Stored records
-=-=-=-=-

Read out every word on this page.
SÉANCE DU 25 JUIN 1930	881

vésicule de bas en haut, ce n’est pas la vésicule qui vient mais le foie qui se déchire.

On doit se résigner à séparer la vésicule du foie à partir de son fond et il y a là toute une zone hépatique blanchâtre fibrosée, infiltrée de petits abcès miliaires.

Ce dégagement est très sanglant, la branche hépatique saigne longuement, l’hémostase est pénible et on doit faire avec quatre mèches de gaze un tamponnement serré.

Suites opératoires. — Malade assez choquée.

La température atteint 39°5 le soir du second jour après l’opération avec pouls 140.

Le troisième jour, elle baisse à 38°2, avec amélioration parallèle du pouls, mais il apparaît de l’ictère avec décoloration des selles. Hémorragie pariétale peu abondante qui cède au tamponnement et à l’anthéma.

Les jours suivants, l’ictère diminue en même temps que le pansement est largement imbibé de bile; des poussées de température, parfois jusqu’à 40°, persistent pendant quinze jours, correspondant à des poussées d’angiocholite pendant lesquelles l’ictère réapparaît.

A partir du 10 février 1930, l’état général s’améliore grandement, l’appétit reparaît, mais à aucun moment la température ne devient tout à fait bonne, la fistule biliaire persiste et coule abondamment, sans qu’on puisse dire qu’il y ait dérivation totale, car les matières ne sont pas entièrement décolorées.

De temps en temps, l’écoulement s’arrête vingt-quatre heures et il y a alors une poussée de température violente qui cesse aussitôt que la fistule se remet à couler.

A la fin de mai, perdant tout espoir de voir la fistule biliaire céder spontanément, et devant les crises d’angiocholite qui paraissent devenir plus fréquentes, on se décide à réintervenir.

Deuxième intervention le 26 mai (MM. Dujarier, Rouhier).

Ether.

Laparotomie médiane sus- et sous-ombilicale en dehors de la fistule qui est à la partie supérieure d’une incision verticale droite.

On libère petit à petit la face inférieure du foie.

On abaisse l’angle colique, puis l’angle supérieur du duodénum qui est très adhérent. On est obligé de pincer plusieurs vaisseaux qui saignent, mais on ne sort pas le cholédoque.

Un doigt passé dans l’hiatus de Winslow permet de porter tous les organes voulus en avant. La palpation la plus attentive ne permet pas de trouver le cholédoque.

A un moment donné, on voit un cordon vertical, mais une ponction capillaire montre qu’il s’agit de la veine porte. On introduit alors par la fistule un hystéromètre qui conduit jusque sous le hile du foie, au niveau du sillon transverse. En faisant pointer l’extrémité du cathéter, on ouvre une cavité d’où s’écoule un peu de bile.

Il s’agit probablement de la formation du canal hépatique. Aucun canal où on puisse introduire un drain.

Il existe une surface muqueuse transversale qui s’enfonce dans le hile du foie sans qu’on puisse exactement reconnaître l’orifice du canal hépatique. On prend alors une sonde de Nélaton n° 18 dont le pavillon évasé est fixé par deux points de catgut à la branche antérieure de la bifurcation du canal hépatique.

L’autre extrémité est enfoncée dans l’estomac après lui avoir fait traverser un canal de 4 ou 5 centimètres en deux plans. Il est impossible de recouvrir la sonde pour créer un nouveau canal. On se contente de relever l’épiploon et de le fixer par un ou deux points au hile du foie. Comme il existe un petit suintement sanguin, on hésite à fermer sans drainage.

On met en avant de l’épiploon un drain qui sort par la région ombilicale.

-=-=-=-=-

* _Stated exercise_:
Repeat each of the entries above precisely as given.

* _Solution to this problem_:
Read out every word on this page.
SÉANCE DU 25 JUIN 1930	881

vésicule de bas en haut, ce n’est pas la vésicule qui vient mais le foie qui se déchire.

On doit se résigner à séparer la vésicule du foie à partir de son fond et il y a là toute une zone hépatique blanchâtre fibrosée, infiltrée de petits abcès miliaires.

Ce dégagement est très sanglant, la branche hépatique saigne longuement, l’hémostase est pénible et on doit faire avec quatre mèches de gaze un tamponnement serré.

Suites opératoires. — Malade assez choquée.

La température atteint 39°5 le soir du second jour après l’opération avec pouls 140.

Le troisième jour, elle baisse à 38°2, avec amélioration parallèle du pouls, mais il apparaît de l’ictère avec décoloration des selles. Hémorragie pariétale peu abondante qui cède au tamponnement et à l’anthéma.

Les jours suivants, l’ictère diminue en même temps que le pansement est largement imbibé de bile; des poussées de température, parfois jusqu’à 40°, persistent pendant quinze jours, correspondant à des poussées d’angiocholite pendant lesquelles l’ictère réapparaît.

A partir du 10 février 1930, l’état général s’améliore grandement, l’appétit reparaît, mais à aucun moment la température ne devient tout à fait bonne, la fistule biliaire persiste et coule abondamment, sans qu’on puisse dire qu’il y ait dérivation totale, car les matières ne sont pas entièrement décolorées.

De temps en temps, l’écoulement s’arrête vingt-quatre heures et il y a alors une poussée de température violente qui cesse aussitôt que la fistule se remet à couler.

A la fin de mai, perdant tout espoir de voir la fistule biliaire céder spontanément, et devant les crises d’angiocholite qui paraissent devenir plus fréquentes, on se décide à réintervenir.

Deuxième intervention le 26 mai (MM. Dujarier, Rouhier).

Ether.

Laparotomie médiane sus- et sous-ombilicale en dehors de la fistule qui est à la partie supérieure d’une incision verticale droite.

On libère petit à petit la face inférieure du foie.

On abaisse l’angle colique, puis l’angle supérieur du duodénum qui est très adhérent. On est obligé de pincer plusieurs vaisseaux qui saignent, mais on ne sort pas le cholédoque.

Un doigt passé dans l’hiatus de Winslow permet de porter tous les organes voulus en avant. La palpation la plus attentive ne permet pas de trouver le cholédoque.

A un moment donné, on voit un cordon vertical, mais une ponction capillaire montre qu’il s’agit de la veine porte. On introduit alors par la fistule un hystéromètre qui conduit jusque sous le hile du foie, au niveau du sillon transverse. En faisant pointer l’extrémité du cathéter, on ouvre une cavité d’où s’écoule un peu de bile.

Il s’agit probablement de la formation du canal hépatique. Aucun canal où on puisse introduire un drain.

Il existe une surface muqueuse transversale qui s’enfonce dans le hile du foie sans qu’on puisse exactement reconnaître l’orifice du canal hépatique. On prend alors une sonde de Nélaton n° 18 dont le pavillon évasé est fixé par deux points de catgut à la branche antérieure de la bifurcation du canal hépatique.

L’autre extrémité est enfoncée dans l’estomac après lui avoir fait traverser un canal de 4 ou 5 centimètres en deux plans. Il est impossible de recouvrir la sonde pour créer un nouveau canal. On se contente de relever l’épiploon et de le fixer par un ou deux points au hile du foie. Comme il existe un petit suintement sanguin, on hésite à fermer sans drainage.

On met en avant de l’épiploon un drain qui sort par la région ombilicale.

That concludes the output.